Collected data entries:
§

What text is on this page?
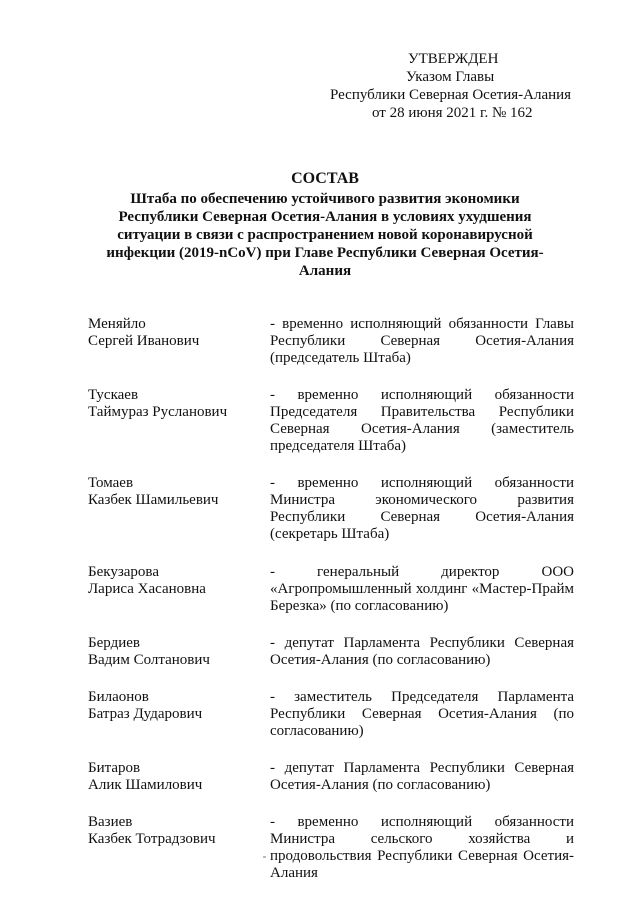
УТВЕРЖДЕН
Указом Главы
Республики Северная Осетия-Алания
от 28 июня 2021 г. № 162
СОСТАВ
Штаба по обеспечению устойчивого развития экономики Республики Северная Осетия-Алания в условиях ухудшения ситуации в связи с распространением новой коронавирусной инфекции (2019-nCoV) при Главе Республики Северная Осетия-Алания
Меняйло
Сергей Иванович
- временно исполняющий обязанности Главы Республики Северная Осетия-Алания (председатель Штаба)
Тускаев
Таймураз Русланович
- временно исполняющий обязанности Председателя Правительства Республики Северная Осетия-Алания (заместитель председателя Штаба)
Томаев
Казбек Шамильевич
- временно исполняющий обязанности Министра экономического развития Республики Северная Осетия-Алания (секретарь Штаба)
Бекузарова
Лариса Хасановна
- генеральный директор ООО «Агропромышленный холдинг «Мастер-Прайм Березка» (по согласованию)
Бердиев
Вадим Солтанович
- депутат Парламента Республики Северная Осетия-Алания (по согласованию)
Билаонов
Батраз Дударович
- заместитель Председателя Парламента Республики Северная Осетия-Алания (по согласованию)
Битаров
Алик Шамилович
- депутат Парламента Республики Северная Осетия-Алания (по согласованию)
Вазиев
Казбек Тотрадзович
- временно исполняющий обязанности Министра сельского хозяйства и продовольствия Республики Северная Осетия-Алания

§

**Required work**
Return every line above that contains the word "заместитель".

**Completed task**
- временно исполняющий обязанности Председателя Правительства Республики Северная Осетия-Алания (заместитель председателя Штаба)
- заместитель Председателя Парламента Республики Северная Осетия-Алания (по согласованию)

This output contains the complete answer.